Leaving the pictures aside, transcribe every line below exactly.

Start of Supplied material

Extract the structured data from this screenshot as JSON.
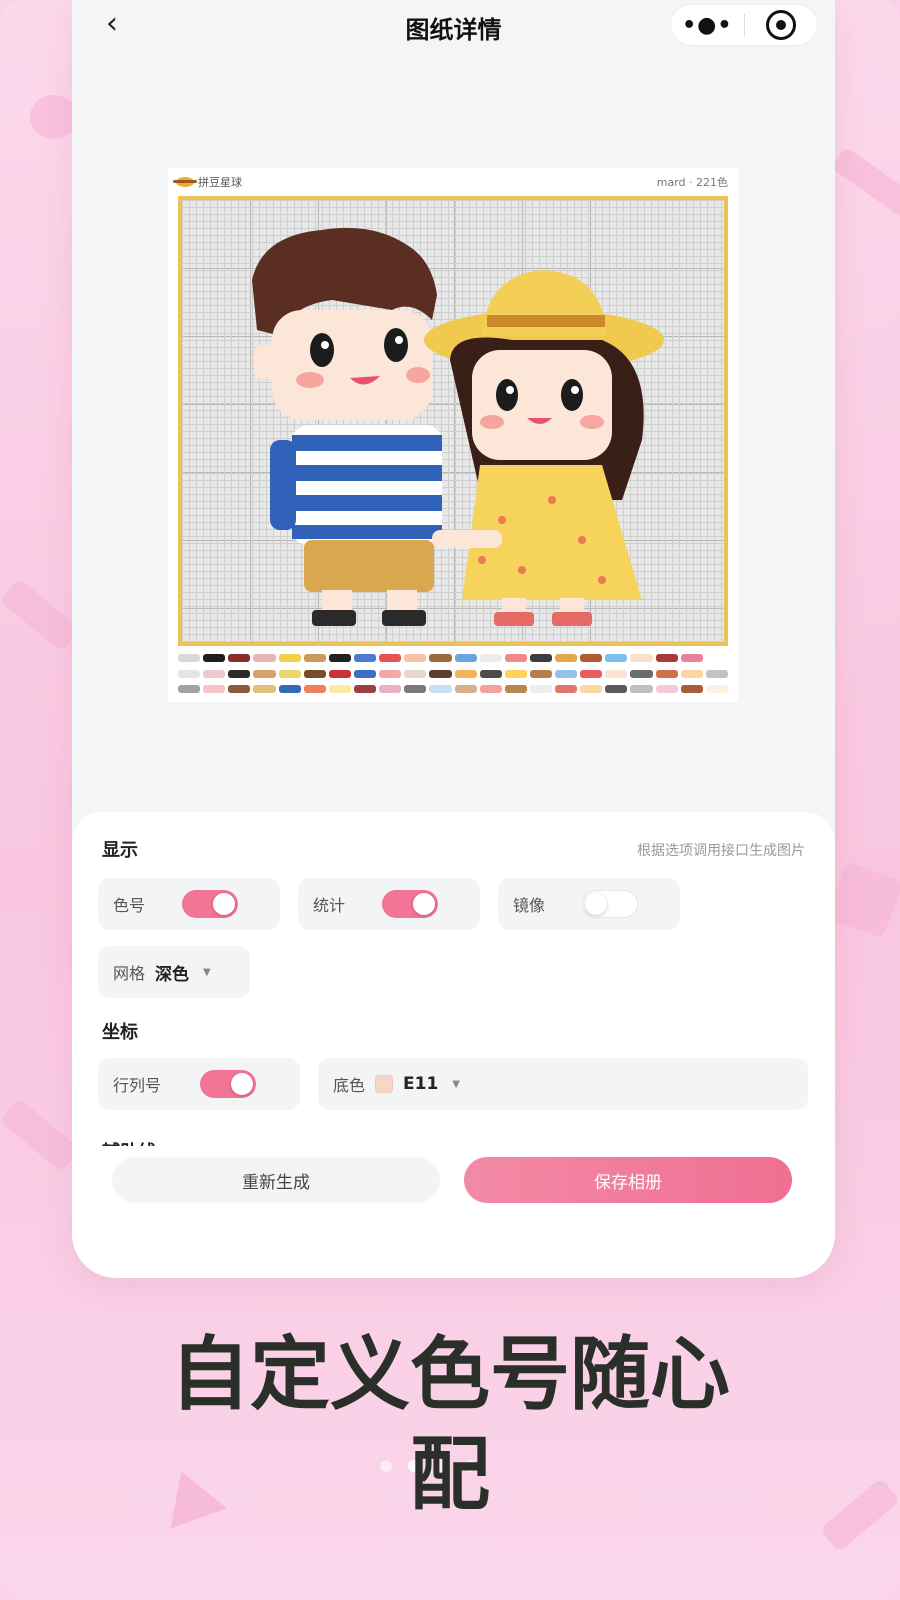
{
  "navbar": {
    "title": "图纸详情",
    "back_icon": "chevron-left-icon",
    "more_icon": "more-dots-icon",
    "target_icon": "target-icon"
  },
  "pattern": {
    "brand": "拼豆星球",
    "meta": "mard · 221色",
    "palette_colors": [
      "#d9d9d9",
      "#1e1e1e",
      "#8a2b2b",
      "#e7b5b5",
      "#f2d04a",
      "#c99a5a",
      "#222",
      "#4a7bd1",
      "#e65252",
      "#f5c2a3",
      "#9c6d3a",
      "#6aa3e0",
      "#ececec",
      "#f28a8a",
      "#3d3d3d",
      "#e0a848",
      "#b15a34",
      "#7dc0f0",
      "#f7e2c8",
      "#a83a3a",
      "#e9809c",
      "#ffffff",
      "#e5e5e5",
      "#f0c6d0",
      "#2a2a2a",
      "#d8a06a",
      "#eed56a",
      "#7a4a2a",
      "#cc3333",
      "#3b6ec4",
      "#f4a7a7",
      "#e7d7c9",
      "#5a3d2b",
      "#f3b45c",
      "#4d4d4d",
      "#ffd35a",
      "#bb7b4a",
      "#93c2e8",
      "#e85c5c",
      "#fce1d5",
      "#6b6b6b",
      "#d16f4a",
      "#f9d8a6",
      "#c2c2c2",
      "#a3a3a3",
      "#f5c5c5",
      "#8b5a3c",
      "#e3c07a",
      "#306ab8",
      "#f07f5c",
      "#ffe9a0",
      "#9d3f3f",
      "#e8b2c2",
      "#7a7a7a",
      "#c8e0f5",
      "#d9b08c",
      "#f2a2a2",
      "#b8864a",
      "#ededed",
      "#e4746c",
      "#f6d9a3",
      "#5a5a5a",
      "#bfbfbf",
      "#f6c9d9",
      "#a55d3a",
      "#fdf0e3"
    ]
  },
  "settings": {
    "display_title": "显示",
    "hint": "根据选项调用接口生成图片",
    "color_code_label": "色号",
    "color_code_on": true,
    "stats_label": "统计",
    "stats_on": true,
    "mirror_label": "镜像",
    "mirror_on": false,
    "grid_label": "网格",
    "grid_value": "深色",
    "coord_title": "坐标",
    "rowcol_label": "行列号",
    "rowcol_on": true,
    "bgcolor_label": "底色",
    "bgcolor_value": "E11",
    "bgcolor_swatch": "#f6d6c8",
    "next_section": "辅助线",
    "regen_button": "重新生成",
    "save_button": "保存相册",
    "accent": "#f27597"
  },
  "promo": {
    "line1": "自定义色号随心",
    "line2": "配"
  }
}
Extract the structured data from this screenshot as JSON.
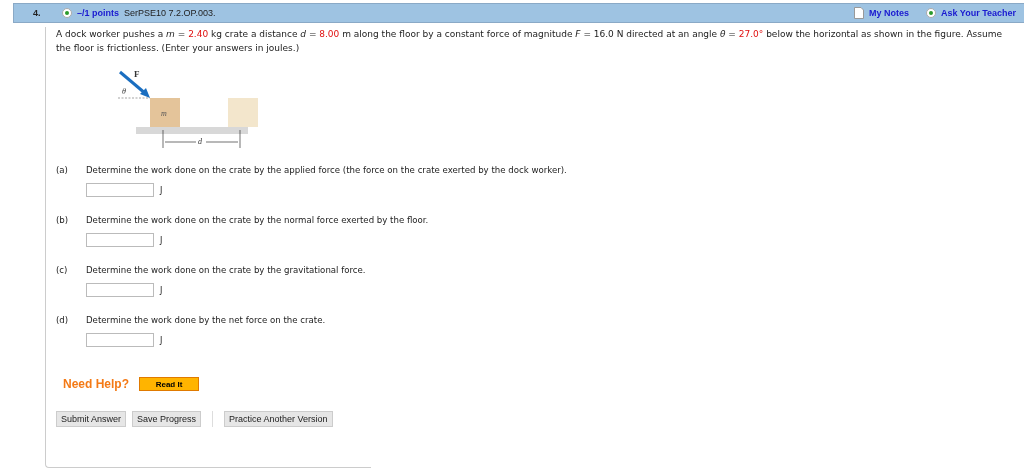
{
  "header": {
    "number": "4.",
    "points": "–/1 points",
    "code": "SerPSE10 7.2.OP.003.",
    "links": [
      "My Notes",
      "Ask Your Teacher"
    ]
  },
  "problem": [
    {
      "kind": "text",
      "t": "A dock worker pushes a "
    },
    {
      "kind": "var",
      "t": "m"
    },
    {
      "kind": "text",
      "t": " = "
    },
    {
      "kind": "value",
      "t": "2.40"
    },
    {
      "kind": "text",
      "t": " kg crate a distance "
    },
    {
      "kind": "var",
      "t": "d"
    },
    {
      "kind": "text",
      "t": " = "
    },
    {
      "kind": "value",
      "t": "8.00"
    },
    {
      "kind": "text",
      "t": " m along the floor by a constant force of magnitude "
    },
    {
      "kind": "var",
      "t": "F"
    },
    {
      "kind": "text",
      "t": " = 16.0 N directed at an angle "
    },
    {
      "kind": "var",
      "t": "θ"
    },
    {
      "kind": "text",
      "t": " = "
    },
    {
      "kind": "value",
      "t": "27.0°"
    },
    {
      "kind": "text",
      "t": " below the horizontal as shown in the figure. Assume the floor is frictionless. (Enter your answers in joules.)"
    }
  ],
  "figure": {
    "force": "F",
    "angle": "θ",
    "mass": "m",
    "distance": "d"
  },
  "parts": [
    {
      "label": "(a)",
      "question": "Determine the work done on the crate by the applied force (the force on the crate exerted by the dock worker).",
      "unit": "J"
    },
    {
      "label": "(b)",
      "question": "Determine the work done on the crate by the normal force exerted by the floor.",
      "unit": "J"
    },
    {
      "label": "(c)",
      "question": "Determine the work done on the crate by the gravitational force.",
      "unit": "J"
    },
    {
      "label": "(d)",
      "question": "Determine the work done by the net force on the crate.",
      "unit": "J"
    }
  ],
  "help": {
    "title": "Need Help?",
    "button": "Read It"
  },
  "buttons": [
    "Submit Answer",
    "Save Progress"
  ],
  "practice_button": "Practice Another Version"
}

End of Supplied material

Finished exercise:
Extract the structured data from this screenshot as JSON.
{
  "navbar": {
    "title": "图纸详情",
    "back_icon": "chevron-left-icon",
    "more_icon": "more-dots-icon",
    "target_icon": "target-icon"
  },
  "pattern": {
    "brand": "拼豆星球",
    "meta": "mard · 221色",
    "palette_colors": [
      "#d9d9d9",
      "#1e1e1e",
      "#8a2b2b",
      "#e7b5b5",
      "#f2d04a",
      "#c99a5a",
      "#222",
      "#4a7bd1",
      "#e65252",
      "#f5c2a3",
      "#9c6d3a",
      "#6aa3e0",
      "#ececec",
      "#f28a8a",
      "#3d3d3d",
      "#e0a848",
      "#b15a34",
      "#7dc0f0",
      "#f7e2c8",
      "#a83a3a",
      "#e9809c",
      "#ffffff",
      "#e5e5e5",
      "#f0c6d0",
      "#2a2a2a",
      "#d8a06a",
      "#eed56a",
      "#7a4a2a",
      "#cc3333",
      "#3b6ec4",
      "#f4a7a7",
      "#e7d7c9",
      "#5a3d2b",
      "#f3b45c",
      "#4d4d4d",
      "#ffd35a",
      "#bb7b4a",
      "#93c2e8",
      "#e85c5c",
      "#fce1d5",
      "#6b6b6b",
      "#d16f4a",
      "#f9d8a6",
      "#c2c2c2",
      "#a3a3a3",
      "#f5c5c5",
      "#8b5a3c",
      "#e3c07a",
      "#306ab8",
      "#f07f5c",
      "#ffe9a0",
      "#9d3f3f",
      "#e8b2c2",
      "#7a7a7a",
      "#c8e0f5",
      "#d9b08c",
      "#f2a2a2",
      "#b8864a",
      "#ededed",
      "#e4746c",
      "#f6d9a3",
      "#5a5a5a",
      "#bfbfbf",
      "#f6c9d9",
      "#a55d3a",
      "#fdf0e3"
    ]
  },
  "settings": {
    "display_title": "显示",
    "hint": "根据选项调用接口生成图片",
    "color_code_label": "色号",
    "color_code_on": true,
    "stats_label": "统计",
    "stats_on": true,
    "mirror_label": "镜像",
    "mirror_on": false,
    "grid_label": "网格",
    "grid_value": "深色",
    "coord_title": "坐标",
    "rowcol_label": "行列号",
    "rowcol_on": true,
    "bgcolor_label": "底色",
    "bgcolor_value": "E11",
    "bgcolor_swatch": "#f6d6c8",
    "next_section": "辅助线",
    "regen_button": "重新生成",
    "save_button": "保存相册",
    "accent": "#f27597"
  },
  "promo": {
    "line1": "自定义色号随心",
    "line2": "配"
  }
}
Extract the structured data from this screenshot as JSON.
{
  "header": {
    "number": "4.",
    "points": "–/1 points",
    "code": "SerPSE10 7.2.OP.003.",
    "links": [
      "My Notes",
      "Ask Your Teacher"
    ]
  },
  "problem": [
    {
      "kind": "text",
      "t": "A dock worker pushes a "
    },
    {
      "kind": "var",
      "t": "m"
    },
    {
      "kind": "text",
      "t": " = "
    },
    {
      "kind": "value",
      "t": "2.40"
    },
    {
      "kind": "text",
      "t": " kg crate a distance "
    },
    {
      "kind": "var",
      "t": "d"
    },
    {
      "kind": "text",
      "t": " = "
    },
    {
      "kind": "value",
      "t": "8.00"
    },
    {
      "kind": "text",
      "t": " m along the floor by a constant force of magnitude "
    },
    {
      "kind": "var",
      "t": "F"
    },
    {
      "kind": "text",
      "t": " = 16.0 N directed at an angle "
    },
    {
      "kind": "var",
      "t": "θ"
    },
    {
      "kind": "text",
      "t": " = "
    },
    {
      "kind": "value",
      "t": "27.0°"
    },
    {
      "kind": "text",
      "t": " below the horizontal as shown in the figure. Assume the floor is frictionless. (Enter your answers in joules.)"
    }
  ],
  "figure": {
    "force": "F",
    "angle": "θ",
    "mass": "m",
    "distance": "d"
  },
  "parts": [
    {
      "label": "(a)",
      "question": "Determine the work done on the crate by the applied force (the force on the crate exerted by the dock worker).",
      "unit": "J"
    },
    {
      "label": "(b)",
      "question": "Determine the work done on the crate by the normal force exerted by the floor.",
      "unit": "J"
    },
    {
      "label": "(c)",
      "question": "Determine the work done on the crate by the gravitational force.",
      "unit": "J"
    },
    {
      "label": "(d)",
      "question": "Determine the work done by the net force on the crate.",
      "unit": "J"
    }
  ],
  "help": {
    "title": "Need Help?",
    "button": "Read It"
  },
  "buttons": [
    "Submit Answer",
    "Save Progress"
  ],
  "practice_button": "Practice Another Version"
}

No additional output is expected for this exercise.